WRITTEN INSTRUCTION: Only a number is wanted here: the number of lines of the data that include "majstrovstvách".

============

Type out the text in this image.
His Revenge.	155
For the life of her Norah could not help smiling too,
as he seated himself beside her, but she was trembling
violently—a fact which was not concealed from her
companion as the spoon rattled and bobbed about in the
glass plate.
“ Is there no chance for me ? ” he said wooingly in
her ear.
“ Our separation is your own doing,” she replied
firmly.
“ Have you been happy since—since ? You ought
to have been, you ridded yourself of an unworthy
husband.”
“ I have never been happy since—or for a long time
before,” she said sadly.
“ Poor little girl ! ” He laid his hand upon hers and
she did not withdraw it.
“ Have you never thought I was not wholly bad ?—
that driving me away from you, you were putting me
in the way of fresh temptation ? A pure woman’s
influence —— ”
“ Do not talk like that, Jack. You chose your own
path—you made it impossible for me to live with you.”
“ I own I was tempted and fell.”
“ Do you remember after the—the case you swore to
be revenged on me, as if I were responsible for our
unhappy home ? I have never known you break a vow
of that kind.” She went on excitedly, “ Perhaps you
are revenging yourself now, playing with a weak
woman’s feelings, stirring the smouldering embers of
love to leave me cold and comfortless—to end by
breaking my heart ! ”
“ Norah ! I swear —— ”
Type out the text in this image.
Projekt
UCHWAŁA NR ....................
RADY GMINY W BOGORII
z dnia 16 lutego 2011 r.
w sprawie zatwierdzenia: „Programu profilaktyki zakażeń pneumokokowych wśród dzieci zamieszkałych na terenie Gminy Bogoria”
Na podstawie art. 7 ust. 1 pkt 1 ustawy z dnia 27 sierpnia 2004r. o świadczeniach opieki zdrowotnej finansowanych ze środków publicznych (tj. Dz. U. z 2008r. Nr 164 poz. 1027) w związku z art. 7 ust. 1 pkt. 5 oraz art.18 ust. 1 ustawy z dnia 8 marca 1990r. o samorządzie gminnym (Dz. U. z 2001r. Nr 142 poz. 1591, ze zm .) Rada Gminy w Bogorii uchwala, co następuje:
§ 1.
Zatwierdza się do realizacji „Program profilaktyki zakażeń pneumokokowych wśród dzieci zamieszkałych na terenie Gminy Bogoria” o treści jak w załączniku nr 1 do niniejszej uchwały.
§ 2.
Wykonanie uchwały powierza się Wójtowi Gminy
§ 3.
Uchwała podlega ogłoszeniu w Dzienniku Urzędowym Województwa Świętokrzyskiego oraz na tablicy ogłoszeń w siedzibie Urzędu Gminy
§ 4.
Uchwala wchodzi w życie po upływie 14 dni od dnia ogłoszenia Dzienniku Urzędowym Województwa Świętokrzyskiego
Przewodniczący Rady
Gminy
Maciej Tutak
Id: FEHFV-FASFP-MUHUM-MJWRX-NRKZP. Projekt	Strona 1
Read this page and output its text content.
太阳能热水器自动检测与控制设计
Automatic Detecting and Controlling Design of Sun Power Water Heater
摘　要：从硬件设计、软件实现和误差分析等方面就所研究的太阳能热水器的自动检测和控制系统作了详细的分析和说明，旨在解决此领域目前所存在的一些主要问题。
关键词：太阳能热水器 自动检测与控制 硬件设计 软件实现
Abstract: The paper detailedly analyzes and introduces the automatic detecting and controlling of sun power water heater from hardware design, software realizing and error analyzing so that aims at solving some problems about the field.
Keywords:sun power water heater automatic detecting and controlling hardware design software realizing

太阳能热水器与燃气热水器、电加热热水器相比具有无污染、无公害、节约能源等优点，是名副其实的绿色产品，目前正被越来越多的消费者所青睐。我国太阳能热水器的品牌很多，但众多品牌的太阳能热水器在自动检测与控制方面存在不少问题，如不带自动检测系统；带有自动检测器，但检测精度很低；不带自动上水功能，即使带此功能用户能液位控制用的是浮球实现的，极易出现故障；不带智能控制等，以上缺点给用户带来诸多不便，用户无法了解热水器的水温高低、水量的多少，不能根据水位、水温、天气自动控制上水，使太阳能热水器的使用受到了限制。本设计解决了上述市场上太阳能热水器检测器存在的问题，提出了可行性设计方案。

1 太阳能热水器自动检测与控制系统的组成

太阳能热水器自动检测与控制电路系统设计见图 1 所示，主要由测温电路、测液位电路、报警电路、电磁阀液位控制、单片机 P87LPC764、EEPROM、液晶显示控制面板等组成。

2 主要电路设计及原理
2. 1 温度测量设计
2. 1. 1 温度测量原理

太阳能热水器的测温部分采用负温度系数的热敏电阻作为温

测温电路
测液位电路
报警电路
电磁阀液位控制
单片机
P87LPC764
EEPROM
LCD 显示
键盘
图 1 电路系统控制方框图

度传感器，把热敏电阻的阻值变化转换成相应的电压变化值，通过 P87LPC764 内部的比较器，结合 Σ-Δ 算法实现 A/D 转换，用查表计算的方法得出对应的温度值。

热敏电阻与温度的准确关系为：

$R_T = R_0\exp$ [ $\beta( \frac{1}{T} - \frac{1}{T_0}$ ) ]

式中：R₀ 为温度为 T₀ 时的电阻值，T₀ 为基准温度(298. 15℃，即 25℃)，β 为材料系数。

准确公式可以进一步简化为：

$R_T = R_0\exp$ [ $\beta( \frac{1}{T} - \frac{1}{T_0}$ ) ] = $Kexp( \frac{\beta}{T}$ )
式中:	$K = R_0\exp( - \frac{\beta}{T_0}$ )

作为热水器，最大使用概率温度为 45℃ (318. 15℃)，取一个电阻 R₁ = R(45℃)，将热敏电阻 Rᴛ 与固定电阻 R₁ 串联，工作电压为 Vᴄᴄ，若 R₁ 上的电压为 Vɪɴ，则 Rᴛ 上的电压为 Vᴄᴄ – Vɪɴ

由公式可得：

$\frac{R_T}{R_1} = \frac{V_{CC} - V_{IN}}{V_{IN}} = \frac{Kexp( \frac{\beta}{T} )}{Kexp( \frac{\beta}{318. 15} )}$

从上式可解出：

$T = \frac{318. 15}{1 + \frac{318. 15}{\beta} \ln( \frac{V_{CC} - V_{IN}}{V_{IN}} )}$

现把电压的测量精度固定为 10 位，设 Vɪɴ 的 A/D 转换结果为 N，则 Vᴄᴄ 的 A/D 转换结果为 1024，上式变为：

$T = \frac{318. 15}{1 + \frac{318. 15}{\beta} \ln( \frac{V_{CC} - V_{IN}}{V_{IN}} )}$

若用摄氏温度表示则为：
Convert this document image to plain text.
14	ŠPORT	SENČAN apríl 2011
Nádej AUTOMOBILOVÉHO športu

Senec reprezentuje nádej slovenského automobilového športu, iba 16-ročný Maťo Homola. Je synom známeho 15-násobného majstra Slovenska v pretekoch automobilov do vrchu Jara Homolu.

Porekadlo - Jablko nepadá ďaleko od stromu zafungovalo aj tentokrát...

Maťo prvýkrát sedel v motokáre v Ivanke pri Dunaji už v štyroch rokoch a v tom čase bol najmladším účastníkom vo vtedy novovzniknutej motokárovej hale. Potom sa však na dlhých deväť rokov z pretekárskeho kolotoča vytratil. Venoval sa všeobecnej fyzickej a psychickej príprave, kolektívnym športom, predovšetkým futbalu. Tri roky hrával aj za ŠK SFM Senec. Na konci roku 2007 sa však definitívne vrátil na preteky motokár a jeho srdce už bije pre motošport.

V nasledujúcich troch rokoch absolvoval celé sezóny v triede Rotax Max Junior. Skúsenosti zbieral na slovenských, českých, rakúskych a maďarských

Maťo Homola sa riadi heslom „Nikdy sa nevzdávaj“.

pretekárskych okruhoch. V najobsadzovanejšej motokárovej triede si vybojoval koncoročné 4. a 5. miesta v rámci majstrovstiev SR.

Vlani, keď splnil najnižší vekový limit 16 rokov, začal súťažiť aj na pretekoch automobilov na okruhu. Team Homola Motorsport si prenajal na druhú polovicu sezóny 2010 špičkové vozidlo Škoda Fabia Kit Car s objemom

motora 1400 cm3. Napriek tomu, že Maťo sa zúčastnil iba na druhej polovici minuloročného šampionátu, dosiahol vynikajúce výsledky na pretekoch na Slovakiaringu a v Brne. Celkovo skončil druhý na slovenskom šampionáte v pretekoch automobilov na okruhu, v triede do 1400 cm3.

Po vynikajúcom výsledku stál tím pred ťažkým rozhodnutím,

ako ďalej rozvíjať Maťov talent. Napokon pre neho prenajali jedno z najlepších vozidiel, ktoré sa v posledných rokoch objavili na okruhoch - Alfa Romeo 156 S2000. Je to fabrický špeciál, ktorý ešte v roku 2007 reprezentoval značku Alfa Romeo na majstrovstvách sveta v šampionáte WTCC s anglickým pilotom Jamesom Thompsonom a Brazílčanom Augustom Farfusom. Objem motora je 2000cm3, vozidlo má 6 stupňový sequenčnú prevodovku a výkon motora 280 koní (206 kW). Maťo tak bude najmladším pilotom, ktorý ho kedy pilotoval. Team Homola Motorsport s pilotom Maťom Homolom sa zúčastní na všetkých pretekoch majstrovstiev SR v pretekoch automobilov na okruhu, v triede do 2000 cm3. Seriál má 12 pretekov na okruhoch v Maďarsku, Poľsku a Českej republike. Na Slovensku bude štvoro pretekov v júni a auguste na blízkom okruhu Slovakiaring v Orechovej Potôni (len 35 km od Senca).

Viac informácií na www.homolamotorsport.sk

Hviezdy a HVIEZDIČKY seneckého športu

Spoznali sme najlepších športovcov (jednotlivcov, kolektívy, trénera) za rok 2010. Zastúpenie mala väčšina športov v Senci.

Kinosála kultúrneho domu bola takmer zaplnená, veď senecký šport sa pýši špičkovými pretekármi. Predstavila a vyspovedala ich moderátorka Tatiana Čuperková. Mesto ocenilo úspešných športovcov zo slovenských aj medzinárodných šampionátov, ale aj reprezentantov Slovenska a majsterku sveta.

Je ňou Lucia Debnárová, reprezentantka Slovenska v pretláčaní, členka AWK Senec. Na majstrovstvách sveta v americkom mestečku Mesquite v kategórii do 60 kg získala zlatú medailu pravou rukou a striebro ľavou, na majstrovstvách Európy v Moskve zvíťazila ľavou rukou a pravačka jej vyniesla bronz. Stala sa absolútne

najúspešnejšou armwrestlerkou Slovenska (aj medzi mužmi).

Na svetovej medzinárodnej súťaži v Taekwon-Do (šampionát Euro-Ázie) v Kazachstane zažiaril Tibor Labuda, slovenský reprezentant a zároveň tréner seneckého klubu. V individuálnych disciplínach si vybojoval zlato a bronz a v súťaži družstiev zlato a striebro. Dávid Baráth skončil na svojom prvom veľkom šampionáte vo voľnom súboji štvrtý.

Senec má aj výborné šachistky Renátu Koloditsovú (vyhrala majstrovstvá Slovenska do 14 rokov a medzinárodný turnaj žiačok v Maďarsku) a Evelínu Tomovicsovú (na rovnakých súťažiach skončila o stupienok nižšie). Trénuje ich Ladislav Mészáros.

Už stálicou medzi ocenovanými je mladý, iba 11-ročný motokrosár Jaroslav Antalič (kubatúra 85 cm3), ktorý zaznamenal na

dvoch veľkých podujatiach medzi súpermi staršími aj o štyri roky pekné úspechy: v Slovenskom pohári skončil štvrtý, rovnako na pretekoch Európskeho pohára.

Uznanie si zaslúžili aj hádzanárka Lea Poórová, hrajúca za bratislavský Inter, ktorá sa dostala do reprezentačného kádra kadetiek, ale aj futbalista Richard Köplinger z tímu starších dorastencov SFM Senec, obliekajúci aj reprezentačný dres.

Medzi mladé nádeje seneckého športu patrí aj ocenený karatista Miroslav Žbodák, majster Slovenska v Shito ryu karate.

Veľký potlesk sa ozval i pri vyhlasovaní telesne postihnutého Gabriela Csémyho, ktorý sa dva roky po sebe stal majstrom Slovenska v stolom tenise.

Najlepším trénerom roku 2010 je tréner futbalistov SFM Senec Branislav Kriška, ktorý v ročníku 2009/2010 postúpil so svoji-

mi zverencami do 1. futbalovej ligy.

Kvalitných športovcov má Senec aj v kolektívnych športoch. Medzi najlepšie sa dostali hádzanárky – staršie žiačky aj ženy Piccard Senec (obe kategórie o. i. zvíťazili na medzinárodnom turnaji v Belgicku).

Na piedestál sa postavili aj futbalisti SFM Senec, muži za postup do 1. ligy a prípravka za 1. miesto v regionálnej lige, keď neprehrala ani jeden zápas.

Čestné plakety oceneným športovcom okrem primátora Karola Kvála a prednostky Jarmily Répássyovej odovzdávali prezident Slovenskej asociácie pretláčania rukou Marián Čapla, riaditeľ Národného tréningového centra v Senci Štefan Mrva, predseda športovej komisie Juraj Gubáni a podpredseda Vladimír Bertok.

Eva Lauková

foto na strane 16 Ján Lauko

============

THE SOLUTION: 2